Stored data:
Start

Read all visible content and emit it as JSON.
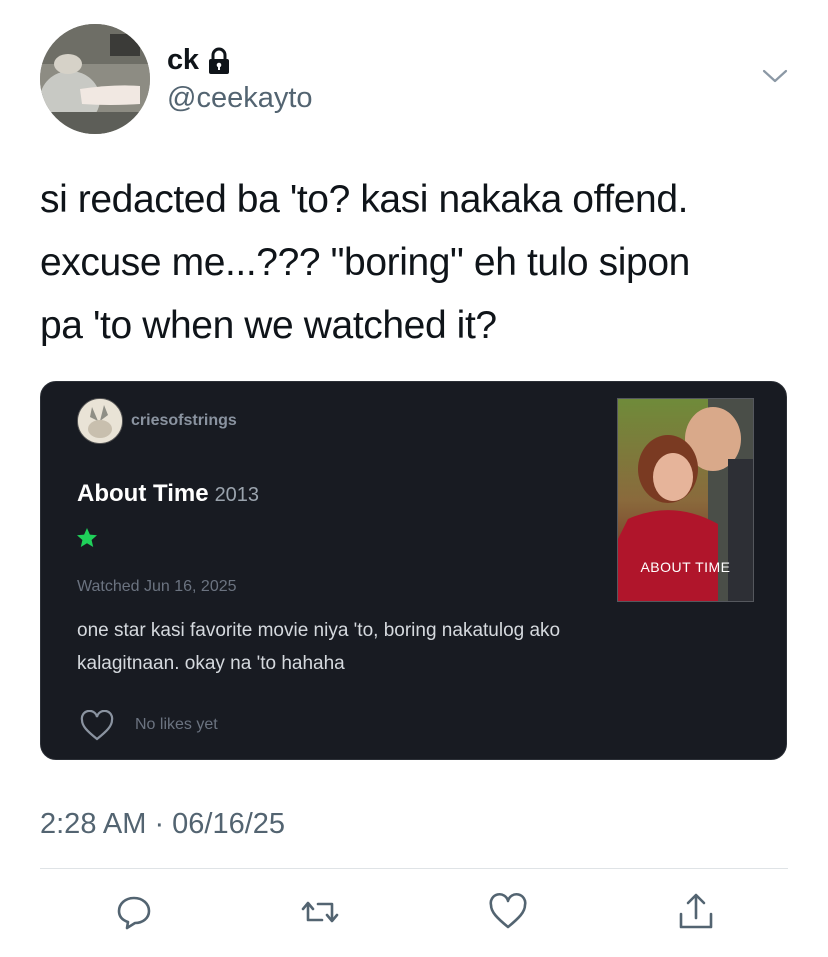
{
  "tweet": {
    "author_name": "ck",
    "author_handle": "@ceekayto",
    "protected_icon": "lock-icon",
    "text_lines": [
      "si redacted ba 'to? kasi nakaka offend.",
      "excuse me...??? \"boring\" eh tulo sipon",
      "pa 'to when we watched it?"
    ],
    "timestamp": "2:28 AM · 06/16/25"
  },
  "embedded_review": {
    "username": "criesofstrings",
    "movie_title": "About Time",
    "movie_year": "2013",
    "rating_stars": 1,
    "watched": "Watched Jun 16, 2025",
    "review_lines": [
      "one star kasi favorite movie niya 'to, boring nakatulog ako",
      "kalagitnaan. okay na 'to hahaha"
    ],
    "likes_text": "No likes yet",
    "poster_title": "ABOUT TIME",
    "star_color": "#1fd15a"
  },
  "actions": [
    "reply-icon",
    "retweet-icon",
    "like-icon",
    "share-icon"
  ],
  "colors": {
    "text_primary": "#0f1419",
    "text_secondary": "#536471",
    "card_bg": "#181b22"
  }
}
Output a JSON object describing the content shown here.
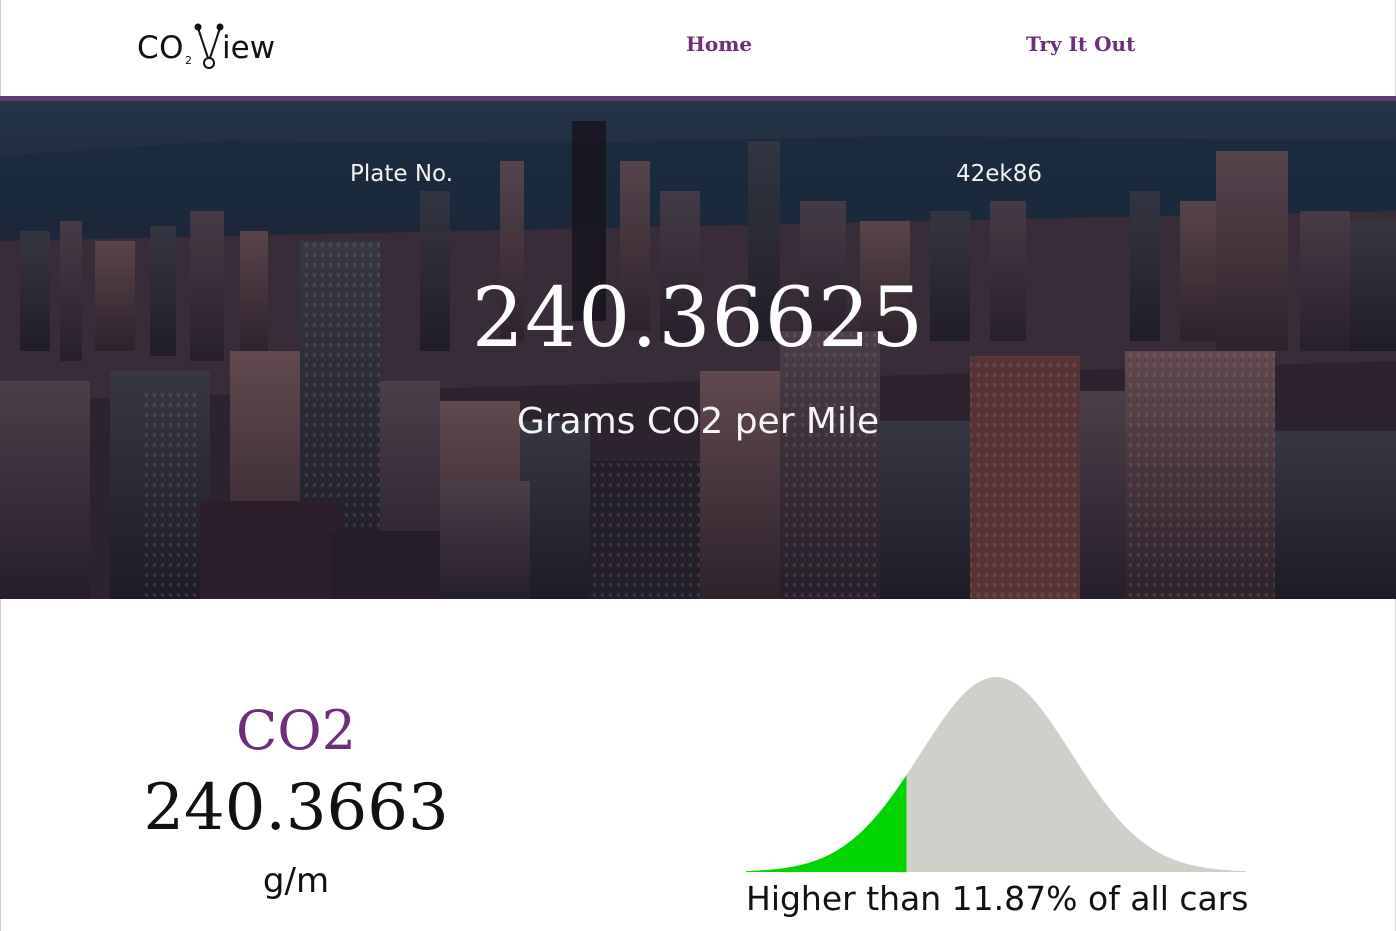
{
  "header": {
    "logo": {
      "part1": "CO",
      "subscript": "2",
      "part2": "iew"
    },
    "nav": [
      {
        "label": "Home"
      },
      {
        "label": "Try It Out"
      }
    ]
  },
  "hero": {
    "plate_label": "Plate No.",
    "plate_value": "42ek86",
    "emission_value": "240.36625",
    "emission_unit": "Grams CO2 per Mile"
  },
  "summary": {
    "title": "CO2",
    "value": "240.3663",
    "unit": "g/m",
    "comparison_text": "Higher than 11.87% of all cars",
    "percentile": 11.87
  },
  "colors": {
    "accent_purple": "#6b2f7c",
    "percentile_fill": "#00d500",
    "distribution_fill": "#d0d0cb"
  },
  "icons": {
    "logo_mark": "molecule-v-icon"
  }
}
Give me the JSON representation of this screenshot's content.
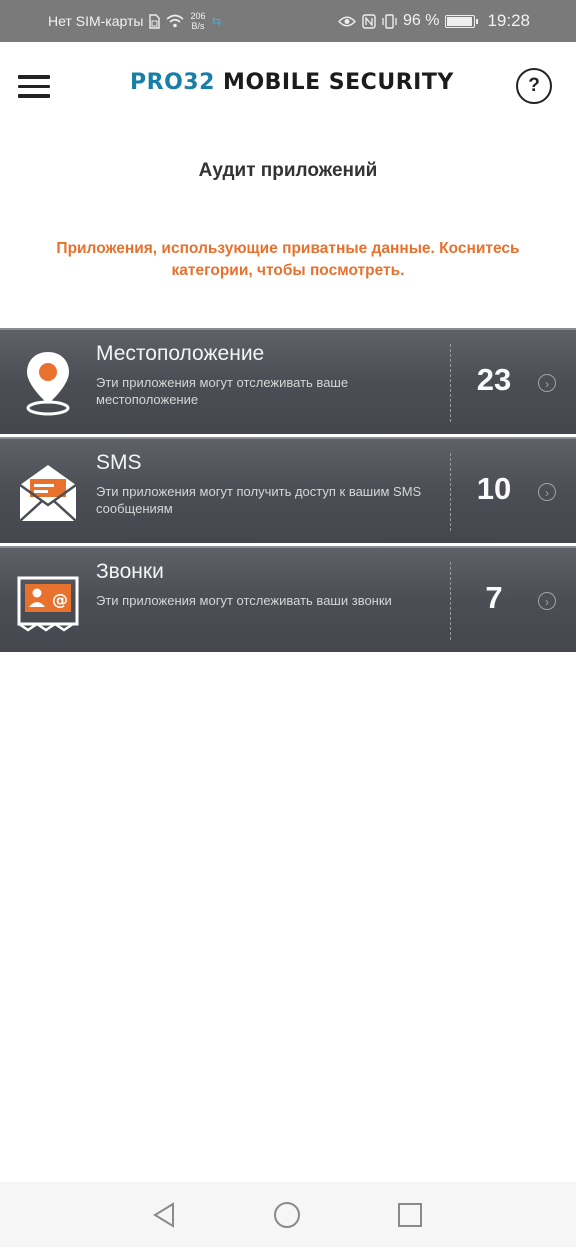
{
  "status_bar": {
    "carrier": "Нет SIM-карты",
    "speed_value": "206",
    "speed_unit": "B/s",
    "battery_percent": "96 %",
    "time": "19:28"
  },
  "header": {
    "logo_part1": "PRO32",
    "logo_part2": " MOBILE SECURITY",
    "help_label": "?"
  },
  "page": {
    "title": "Аудит приложений",
    "subtitle": "Приложения, использующие приватные данные. Коснитесь категории, чтобы посмотреть."
  },
  "categories": [
    {
      "title": "Местоположение",
      "description": "Эти приложения могут отслеживать ваше местоположение",
      "count": "23",
      "icon": "location-pin-icon"
    },
    {
      "title": "SMS",
      "description": "Эти приложения могут получить доступ к вашим SMS сообщениям",
      "count": "10",
      "icon": "envelope-icon"
    },
    {
      "title": "Звонки",
      "description": "Эти приложения могут отслеживать ваши звонки",
      "count": "7",
      "icon": "contact-card-icon"
    }
  ],
  "colors": {
    "accent_orange": "#e8712d",
    "logo_blue": "#1a7fa6"
  },
  "navigation": {
    "back": "back-icon",
    "home": "home-icon",
    "recents": "recents-icon"
  }
}
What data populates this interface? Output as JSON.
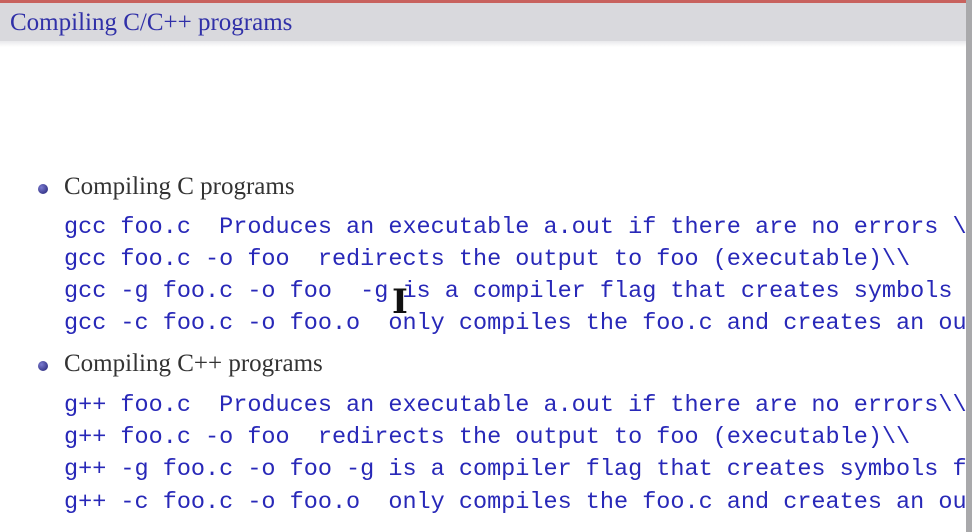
{
  "slide": {
    "title": "Compiling C/C++ programs",
    "sections": [
      {
        "heading": "Compiling C programs",
        "lines": [
          "gcc foo.c  Produces an executable a.out if there are no errors \\",
          "gcc foo.c -o foo  redirects the output to foo (executable)\\\\",
          "gcc -g foo.c -o foo  -g is a compiler flag that creates symbols",
          "gcc -c foo.c -o foo.o  only compiles the foo.c and creates an ou"
        ]
      },
      {
        "heading": "Compiling C++ programs",
        "lines": [
          "g++ foo.c  Produces an executable a.out if there are no errors\\\\",
          "g++ foo.c -o foo  redirects the output to foo (executable)\\\\",
          "g++ -g foo.c -o foo -g is a compiler flag that creates symbols f",
          "g++ -c foo.c -o foo.o  only compiles the foo.c and creates an ou"
        ]
      }
    ]
  },
  "colors": {
    "title": "#3030a8",
    "code": "#2828b8",
    "header_bg": "#d9d9dd",
    "accent_line": "#c8625e"
  },
  "cursor": {
    "icon": "text-cursor-icon"
  }
}
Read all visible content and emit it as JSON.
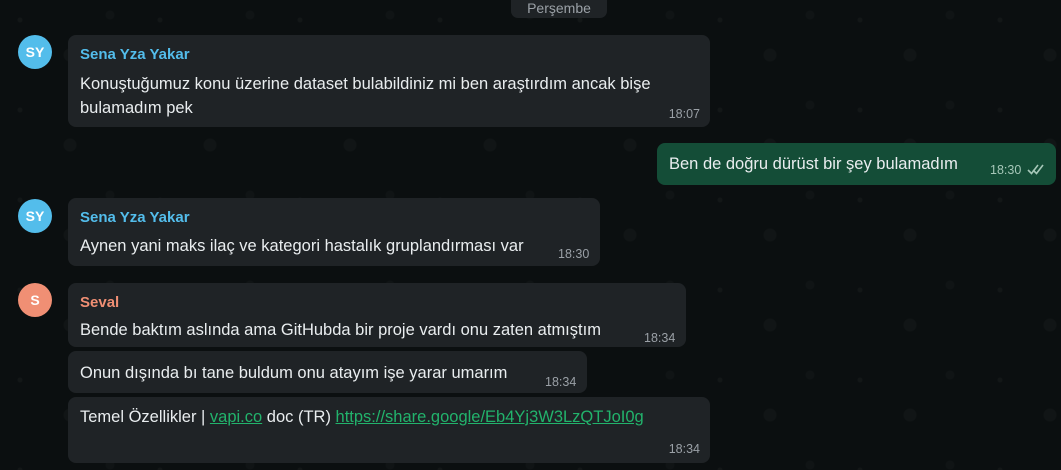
{
  "day_separator": "Perşembe",
  "messages": [
    {
      "avatar": "SY",
      "sender": "Sena Yza Yakar",
      "text_line1": "Konuştuğumuz konu üzerine dataset bulabildiniz mi ben araştırdım ancak bişe",
      "text_line2": "bulamadım pek",
      "time": "18:07"
    },
    {
      "text": "Ben de doğru dürüst bir şey bulamadım",
      "time": "18:30",
      "status_icon": "double-check-icon"
    },
    {
      "avatar": "SY",
      "sender": "Sena Yza Yakar",
      "text": "Aynen yani maks ilaç ve kategori hastalık gruplandırması var",
      "time": "18:30"
    },
    {
      "avatar": "S",
      "sender": "Seval",
      "text": "Bende baktım aslında ama GitHubda bir proje vardı onu zaten atmıştım",
      "time": "18:34"
    },
    {
      "text": "Onun dışında bı tane buldum onu atayım işe yarar umarım",
      "time": "18:34"
    },
    {
      "text_prefix": "Temel Özellikler | ",
      "link1": "vapi.co",
      "text_middle": " doc (TR) ",
      "link2": "https://share.google/Eb4Yj3W3LzQTJoI0g",
      "time": "18:34"
    }
  ],
  "colors": {
    "background": "#0b0f10",
    "incoming_bubble": "#1f2326",
    "outgoing_bubble": "#144d37",
    "sender_sena": "#53bdeb",
    "sender_seval": "#f08f74",
    "link": "#22b36c"
  }
}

End

**INSTRUCTIONS TO FOLLOW**
Strip out the pictures and quote the remaining data word for word.

**COMPLETE OUTPUT**
Read all visible content and emit it as JSON.
{
  "tweet": {
    "author_name": "ck",
    "author_handle": "@ceekayto",
    "protected_icon": "lock-icon",
    "text_lines": [
      "si redacted ba 'to? kasi nakaka offend.",
      "excuse me...??? \"boring\" eh tulo sipon",
      "pa 'to when we watched it?"
    ],
    "timestamp": "2:28 AM · 06/16/25"
  },
  "embedded_review": {
    "username": "criesofstrings",
    "movie_title": "About Time",
    "movie_year": "2013",
    "rating_stars": 1,
    "watched": "Watched Jun 16, 2025",
    "review_lines": [
      "one star kasi favorite movie niya 'to, boring nakatulog ako",
      "kalagitnaan. okay na 'to hahaha"
    ],
    "likes_text": "No likes yet",
    "poster_title": "ABOUT TIME",
    "star_color": "#1fd15a"
  },
  "actions": [
    "reply-icon",
    "retweet-icon",
    "like-icon",
    "share-icon"
  ],
  "colors": {
    "text_primary": "#0f1419",
    "text_secondary": "#536471",
    "card_bg": "#181b22"
  }
}
Output a JSON object describing the content shown here.
{
  "header": {
    "logo": {
      "part1": "CO",
      "subscript": "2",
      "part2": "iew"
    },
    "nav": [
      {
        "label": "Home"
      },
      {
        "label": "Try It Out"
      }
    ]
  },
  "hero": {
    "plate_label": "Plate No.",
    "plate_value": "42ek86",
    "emission_value": "240.36625",
    "emission_unit": "Grams CO2 per Mile"
  },
  "summary": {
    "title": "CO2",
    "value": "240.3663",
    "unit": "g/m",
    "comparison_text": "Higher than 11.87% of all cars",
    "percentile": 11.87
  },
  "colors": {
    "accent_purple": "#6b2f7c",
    "percentile_fill": "#00d500",
    "distribution_fill": "#d0d0cb"
  },
  "icons": {
    "logo_mark": "molecule-v-icon"
  }
}
Give me the JSON representation of this screenshot's content.
{
  "status_bar": {
    "carrier": "Нет SIM-карты",
    "speed_value": "206",
    "speed_unit": "B/s",
    "battery_percent": "96 %",
    "time": "19:28"
  },
  "header": {
    "logo_part1": "PRO32",
    "logo_part2": " MOBILE SECURITY",
    "help_label": "?"
  },
  "page": {
    "title": "Аудит приложений",
    "subtitle": "Приложения, использующие приватные данные. Коснитесь категории, чтобы посмотреть."
  },
  "categories": [
    {
      "title": "Местоположение",
      "description": "Эти приложения могут отслеживать ваше местоположение",
      "count": "23",
      "icon": "location-pin-icon"
    },
    {
      "title": "SMS",
      "description": "Эти приложения могут получить доступ к вашим SMS сообщениям",
      "count": "10",
      "icon": "envelope-icon"
    },
    {
      "title": "Звонки",
      "description": "Эти приложения могут отслеживать ваши звонки",
      "count": "7",
      "icon": "contact-card-icon"
    }
  ],
  "colors": {
    "accent_orange": "#e8712d",
    "logo_blue": "#1a7fa6"
  },
  "navigation": {
    "back": "back-icon",
    "home": "home-icon",
    "recents": "recents-icon"
  }
}
What data populates this interface? Output as JSON.
{
  "slide": {
    "title": "Compiling C/C++ programs",
    "sections": [
      {
        "heading": "Compiling C programs",
        "lines": [
          "gcc foo.c  Produces an executable a.out if there are no errors \\",
          "gcc foo.c -o foo  redirects the output to foo (executable)\\\\",
          "gcc -g foo.c -o foo  -g is a compiler flag that creates symbols",
          "gcc -c foo.c -o foo.o  only compiles the foo.c and creates an ou"
        ]
      },
      {
        "heading": "Compiling C++ programs",
        "lines": [
          "g++ foo.c  Produces an executable a.out if there are no errors\\\\",
          "g++ foo.c -o foo  redirects the output to foo (executable)\\\\",
          "g++ -g foo.c -o foo -g is a compiler flag that creates symbols f",
          "g++ -c foo.c -o foo.o  only compiles the foo.c and creates an ou"
        ]
      }
    ]
  },
  "colors": {
    "title": "#3030a8",
    "code": "#2828b8",
    "header_bg": "#d9d9dd",
    "accent_line": "#c8625e"
  },
  "cursor": {
    "icon": "text-cursor-icon"
  }
}
Read all visible content and emit it as JSON.
{
  "day_separator": "Perşembe",
  "messages": [
    {
      "avatar": "SY",
      "sender": "Sena Yza Yakar",
      "text_line1": "Konuştuğumuz konu üzerine dataset bulabildiniz mi ben araştırdım ancak bişe",
      "text_line2": "bulamadım pek",
      "time": "18:07"
    },
    {
      "text": "Ben de doğru dürüst bir şey bulamadım",
      "time": "18:30",
      "status_icon": "double-check-icon"
    },
    {
      "avatar": "SY",
      "sender": "Sena Yza Yakar",
      "text": "Aynen yani maks ilaç ve kategori hastalık gruplandırması var",
      "time": "18:30"
    },
    {
      "avatar": "S",
      "sender": "Seval",
      "text": "Bende baktım aslında ama GitHubda bir proje vardı onu zaten atmıştım",
      "time": "18:34"
    },
    {
      "text": "Onun dışında bı tane buldum onu atayım işe yarar umarım",
      "time": "18:34"
    },
    {
      "text_prefix": "Temel Özellikler | ",
      "link1": "vapi.co",
      "text_middle": " doc (TR) ",
      "link2": "https://share.google/Eb4Yj3W3LzQTJoI0g",
      "time": "18:34"
    }
  ],
  "colors": {
    "background": "#0b0f10",
    "incoming_bubble": "#1f2326",
    "outgoing_bubble": "#144d37",
    "sender_sena": "#53bdeb",
    "sender_seval": "#f08f74",
    "link": "#22b36c"
  }
}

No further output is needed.